RECORDS SHOWN:
____________

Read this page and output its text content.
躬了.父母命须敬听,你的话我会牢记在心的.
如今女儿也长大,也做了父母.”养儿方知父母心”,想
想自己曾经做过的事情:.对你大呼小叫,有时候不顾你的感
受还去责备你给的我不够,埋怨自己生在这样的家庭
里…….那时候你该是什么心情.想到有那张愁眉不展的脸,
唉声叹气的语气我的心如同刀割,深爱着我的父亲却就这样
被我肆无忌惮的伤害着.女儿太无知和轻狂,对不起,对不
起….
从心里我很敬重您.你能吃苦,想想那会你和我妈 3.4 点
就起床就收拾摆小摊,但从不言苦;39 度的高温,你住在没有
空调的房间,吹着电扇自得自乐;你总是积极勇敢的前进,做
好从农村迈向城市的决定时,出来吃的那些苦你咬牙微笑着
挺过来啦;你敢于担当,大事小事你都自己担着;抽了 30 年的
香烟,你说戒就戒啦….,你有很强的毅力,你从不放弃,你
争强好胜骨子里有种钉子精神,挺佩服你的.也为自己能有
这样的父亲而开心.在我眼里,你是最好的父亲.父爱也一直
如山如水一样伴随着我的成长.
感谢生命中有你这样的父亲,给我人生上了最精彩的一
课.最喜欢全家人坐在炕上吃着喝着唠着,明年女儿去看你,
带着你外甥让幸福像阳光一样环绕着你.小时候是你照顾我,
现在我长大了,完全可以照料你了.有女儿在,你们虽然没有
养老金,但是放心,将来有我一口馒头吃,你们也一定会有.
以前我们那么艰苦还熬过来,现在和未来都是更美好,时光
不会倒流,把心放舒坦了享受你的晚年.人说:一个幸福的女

____________

WHAT IS ASKED:
Extract every record. Keep wording exact.

RESPONSE TO THE TASK:
Read this page and output its text content.
躬了.父母命须敬听,你的话我会牢记在心的.
如今女儿也长大,也做了父母.”养儿方知父母心”,想
想自己曾经做过的事情:.对你大呼小叫,有时候不顾你的感
受还去责备你给的我不够,埋怨自己生在这样的家庭
里…….那时候你该是什么心情.想到有那张愁眉不展的脸,
唉声叹气的语气我的心如同刀割,深爱着我的父亲却就这样
被我肆无忌惮的伤害着.女儿太无知和轻狂,对不起,对不
起….
从心里我很敬重您.你能吃苦,想想那会你和我妈 3.4 点
就起床就收拾摆小摊,但从不言苦;39 度的高温,你住在没有
空调的房间,吹着电扇自得自乐;你总是积极勇敢的前进,做
好从农村迈向城市的决定时,出来吃的那些苦你咬牙微笑着
挺过来啦;你敢于担当,大事小事你都自己担着;抽了 30 年的
香烟,你说戒就戒啦….,你有很强的毅力,你从不放弃,你
争强好胜骨子里有种钉子精神,挺佩服你的.也为自己能有
这样的父亲而开心.在我眼里,你是最好的父亲.父爱也一直
如山如水一样伴随着我的成长.
感谢生命中有你这样的父亲,给我人生上了最精彩的一
课.最喜欢全家人坐在炕上吃着喝着唠着,明年女儿去看你,
带着你外甥让幸福像阳光一样环绕着你.小时候是你照顾我,
现在我长大了,完全可以照料你了.有女儿在,你们虽然没有
养老金,但是放心,将来有我一口馒头吃,你们也一定会有.
以前我们那么艰苦还熬过来,现在和未来都是更美好,时光
不会倒流,把心放舒坦了享受你的晚年.人说:一个幸福的女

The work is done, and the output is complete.